■ PROBLEM DESCRIPTION:
Write the entries below out again without a single difference.

___

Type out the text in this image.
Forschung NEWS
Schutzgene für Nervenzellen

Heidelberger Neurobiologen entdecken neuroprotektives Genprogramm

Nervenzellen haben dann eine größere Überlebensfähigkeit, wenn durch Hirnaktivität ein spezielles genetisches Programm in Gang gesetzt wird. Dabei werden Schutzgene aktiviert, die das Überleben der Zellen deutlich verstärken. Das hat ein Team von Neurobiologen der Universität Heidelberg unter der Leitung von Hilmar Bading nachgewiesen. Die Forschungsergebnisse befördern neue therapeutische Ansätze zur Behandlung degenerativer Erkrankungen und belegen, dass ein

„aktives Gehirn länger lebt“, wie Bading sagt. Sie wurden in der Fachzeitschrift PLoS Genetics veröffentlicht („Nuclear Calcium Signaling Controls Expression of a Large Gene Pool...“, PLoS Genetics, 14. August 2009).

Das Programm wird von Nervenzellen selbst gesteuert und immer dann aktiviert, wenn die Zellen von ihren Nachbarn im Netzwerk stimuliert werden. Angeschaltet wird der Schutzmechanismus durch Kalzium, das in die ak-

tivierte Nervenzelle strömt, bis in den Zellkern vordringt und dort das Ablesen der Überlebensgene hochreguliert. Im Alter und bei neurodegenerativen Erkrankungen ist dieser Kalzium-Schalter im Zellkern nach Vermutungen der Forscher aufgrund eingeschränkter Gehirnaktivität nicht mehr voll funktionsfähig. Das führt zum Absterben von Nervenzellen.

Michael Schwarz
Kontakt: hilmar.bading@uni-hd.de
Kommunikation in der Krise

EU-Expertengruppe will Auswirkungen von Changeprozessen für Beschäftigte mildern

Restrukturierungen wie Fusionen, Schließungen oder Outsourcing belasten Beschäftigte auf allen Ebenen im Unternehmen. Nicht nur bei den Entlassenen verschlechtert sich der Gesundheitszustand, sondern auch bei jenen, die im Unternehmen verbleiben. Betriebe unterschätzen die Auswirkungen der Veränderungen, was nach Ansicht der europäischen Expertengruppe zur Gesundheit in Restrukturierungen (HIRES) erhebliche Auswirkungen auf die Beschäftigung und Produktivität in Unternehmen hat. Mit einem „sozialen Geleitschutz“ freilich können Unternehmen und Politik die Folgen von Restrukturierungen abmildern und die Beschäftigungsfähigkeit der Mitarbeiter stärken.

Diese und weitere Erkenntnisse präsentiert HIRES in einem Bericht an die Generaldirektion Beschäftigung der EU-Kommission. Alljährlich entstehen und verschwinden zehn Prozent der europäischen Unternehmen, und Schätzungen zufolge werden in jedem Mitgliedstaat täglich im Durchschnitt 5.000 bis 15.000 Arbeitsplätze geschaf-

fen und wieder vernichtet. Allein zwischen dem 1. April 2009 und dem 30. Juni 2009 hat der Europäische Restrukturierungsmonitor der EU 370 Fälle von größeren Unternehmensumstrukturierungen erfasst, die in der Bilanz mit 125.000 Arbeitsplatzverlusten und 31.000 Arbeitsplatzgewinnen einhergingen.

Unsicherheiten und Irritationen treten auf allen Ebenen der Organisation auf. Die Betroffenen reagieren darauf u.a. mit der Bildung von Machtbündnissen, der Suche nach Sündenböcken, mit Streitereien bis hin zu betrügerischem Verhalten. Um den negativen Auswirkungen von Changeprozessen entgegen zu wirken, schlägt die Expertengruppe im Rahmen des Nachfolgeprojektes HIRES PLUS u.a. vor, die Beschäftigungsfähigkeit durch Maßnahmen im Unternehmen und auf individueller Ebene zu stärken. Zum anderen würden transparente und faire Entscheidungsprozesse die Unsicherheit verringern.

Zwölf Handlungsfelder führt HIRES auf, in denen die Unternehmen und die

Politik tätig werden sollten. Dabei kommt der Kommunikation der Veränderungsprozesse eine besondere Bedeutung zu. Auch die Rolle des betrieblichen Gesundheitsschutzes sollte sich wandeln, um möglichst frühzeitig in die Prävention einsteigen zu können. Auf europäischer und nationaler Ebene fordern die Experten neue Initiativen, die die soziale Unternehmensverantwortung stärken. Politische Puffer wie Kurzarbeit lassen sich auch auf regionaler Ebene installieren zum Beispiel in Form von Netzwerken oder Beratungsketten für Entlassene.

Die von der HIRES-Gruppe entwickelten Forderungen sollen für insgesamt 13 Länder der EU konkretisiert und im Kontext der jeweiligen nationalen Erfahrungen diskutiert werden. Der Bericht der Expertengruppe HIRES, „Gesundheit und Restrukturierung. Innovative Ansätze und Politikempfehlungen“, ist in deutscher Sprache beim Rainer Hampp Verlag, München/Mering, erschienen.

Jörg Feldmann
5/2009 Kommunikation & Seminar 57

___

■ REPLY:
Type out the text in this image.
Forschung NEWS
Schutzgene für Nervenzellen

Heidelberger Neurobiologen entdecken neuroprotektives Genprogramm

Nervenzellen haben dann eine größere Überlebensfähigkeit, wenn durch Hirnaktivität ein spezielles genetisches Programm in Gang gesetzt wird. Dabei werden Schutzgene aktiviert, die das Überleben der Zellen deutlich verstärken. Das hat ein Team von Neurobiologen der Universität Heidelberg unter der Leitung von Hilmar Bading nachgewiesen. Die Forschungsergebnisse befördern neue therapeutische Ansätze zur Behandlung degenerativer Erkrankungen und belegen, dass ein

„aktives Gehirn länger lebt“, wie Bading sagt. Sie wurden in der Fachzeitschrift PLoS Genetics veröffentlicht („Nuclear Calcium Signaling Controls Expression of a Large Gene Pool...“, PLoS Genetics, 14. August 2009).

Das Programm wird von Nervenzellen selbst gesteuert und immer dann aktiviert, wenn die Zellen von ihren Nachbarn im Netzwerk stimuliert werden. Angeschaltet wird der Schutzmechanismus durch Kalzium, das in die ak-

tivierte Nervenzelle strömt, bis in den Zellkern vordringt und dort das Ablesen der Überlebensgene hochreguliert. Im Alter und bei neurodegenerativen Erkrankungen ist dieser Kalzium-Schalter im Zellkern nach Vermutungen der Forscher aufgrund eingeschränkter Gehirnaktivität nicht mehr voll funktionsfähig. Das führt zum Absterben von Nervenzellen.

Michael Schwarz
Kontakt: hilmar.bading@uni-hd.de
Kommunikation in der Krise

EU-Expertengruppe will Auswirkungen von Changeprozessen für Beschäftigte mildern

Restrukturierungen wie Fusionen, Schließungen oder Outsourcing belasten Beschäftigte auf allen Ebenen im Unternehmen. Nicht nur bei den Entlassenen verschlechtert sich der Gesundheitszustand, sondern auch bei jenen, die im Unternehmen verbleiben. Betriebe unterschätzen die Auswirkungen der Veränderungen, was nach Ansicht der europäischen Expertengruppe zur Gesundheit in Restrukturierungen (HIRES) erhebliche Auswirkungen auf die Beschäftigung und Produktivität in Unternehmen hat. Mit einem „sozialen Geleitschutz“ freilich können Unternehmen und Politik die Folgen von Restrukturierungen abmildern und die Beschäftigungsfähigkeit der Mitarbeiter stärken.

Diese und weitere Erkenntnisse präsentiert HIRES in einem Bericht an die Generaldirektion Beschäftigung der EU-Kommission. Alljährlich entstehen und verschwinden zehn Prozent der europäischen Unternehmen, und Schätzungen zufolge werden in jedem Mitgliedstaat täglich im Durchschnitt 5.000 bis 15.000 Arbeitsplätze geschaf-

fen und wieder vernichtet. Allein zwischen dem 1. April 2009 und dem 30. Juni 2009 hat der Europäische Restrukturierungsmonitor der EU 370 Fälle von größeren Unternehmensumstrukturierungen erfasst, die in der Bilanz mit 125.000 Arbeitsplatzverlusten und 31.000 Arbeitsplatzgewinnen einhergingen.

Unsicherheiten und Irritationen treten auf allen Ebenen der Organisation auf. Die Betroffenen reagieren darauf u.a. mit der Bildung von Machtbündnissen, der Suche nach Sündenböcken, mit Streitereien bis hin zu betrügerischem Verhalten. Um den negativen Auswirkungen von Changeprozessen entgegen zu wirken, schlägt die Expertengruppe im Rahmen des Nachfolgeprojektes HIRES PLUS u.a. vor, die Beschäftigungsfähigkeit durch Maßnahmen im Unternehmen und auf individueller Ebene zu stärken. Zum anderen würden transparente und faire Entscheidungsprozesse die Unsicherheit verringern.

Zwölf Handlungsfelder führt HIRES auf, in denen die Unternehmen und die

Politik tätig werden sollten. Dabei kommt der Kommunikation der Veränderungsprozesse eine besondere Bedeutung zu. Auch die Rolle des betrieblichen Gesundheitsschutzes sollte sich wandeln, um möglichst frühzeitig in die Prävention einsteigen zu können. Auf europäischer und nationaler Ebene fordern die Experten neue Initiativen, die die soziale Unternehmensverantwortung stärken. Politische Puffer wie Kurzarbeit lassen sich auch auf regionaler Ebene installieren zum Beispiel in Form von Netzwerken oder Beratungsketten für Entlassene.

Die von der HIRES-Gruppe entwickelten Forderungen sollen für insgesamt 13 Länder der EU konkretisiert und im Kontext der jeweiligen nationalen Erfahrungen diskutiert werden. Der Bericht der Expertengruppe HIRES, „Gesundheit und Restrukturierung. Innovative Ansätze und Politikempfehlungen“, ist in deutscher Sprache beim Rainer Hampp Verlag, München/Mering, erschienen.

Jörg Feldmann
5/2009 Kommunikation & Seminar 57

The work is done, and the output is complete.